Where does the string "this" appear? Copy every line of the entries below that holds it.

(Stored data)
[Start]
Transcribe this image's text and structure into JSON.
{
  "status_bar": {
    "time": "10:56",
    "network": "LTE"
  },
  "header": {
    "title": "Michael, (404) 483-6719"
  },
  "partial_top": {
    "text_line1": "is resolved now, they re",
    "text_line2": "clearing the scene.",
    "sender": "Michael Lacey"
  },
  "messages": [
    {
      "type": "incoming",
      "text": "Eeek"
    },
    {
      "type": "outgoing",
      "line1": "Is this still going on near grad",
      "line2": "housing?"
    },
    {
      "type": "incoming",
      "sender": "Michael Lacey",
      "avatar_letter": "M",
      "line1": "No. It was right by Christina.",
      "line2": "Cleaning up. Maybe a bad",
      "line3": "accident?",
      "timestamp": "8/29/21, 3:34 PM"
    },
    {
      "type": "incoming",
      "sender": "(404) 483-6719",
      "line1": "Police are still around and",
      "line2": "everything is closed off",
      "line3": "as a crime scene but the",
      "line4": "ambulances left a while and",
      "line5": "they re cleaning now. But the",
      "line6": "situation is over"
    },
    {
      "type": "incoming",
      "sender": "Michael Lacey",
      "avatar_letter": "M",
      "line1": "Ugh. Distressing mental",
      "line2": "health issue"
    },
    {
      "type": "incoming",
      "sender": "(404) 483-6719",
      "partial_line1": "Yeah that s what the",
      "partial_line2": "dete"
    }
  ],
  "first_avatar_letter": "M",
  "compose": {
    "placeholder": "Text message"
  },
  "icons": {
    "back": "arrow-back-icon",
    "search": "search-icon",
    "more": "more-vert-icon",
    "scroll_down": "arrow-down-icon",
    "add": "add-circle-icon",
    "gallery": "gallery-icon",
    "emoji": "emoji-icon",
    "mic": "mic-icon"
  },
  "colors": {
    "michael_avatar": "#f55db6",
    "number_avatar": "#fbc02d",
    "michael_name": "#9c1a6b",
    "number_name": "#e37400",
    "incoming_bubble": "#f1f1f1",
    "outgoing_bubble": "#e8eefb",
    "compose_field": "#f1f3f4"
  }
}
[End]
Finished answer:
Transcribe this image's text and structure into JSON.
      "line1": "Is this still going on near grad",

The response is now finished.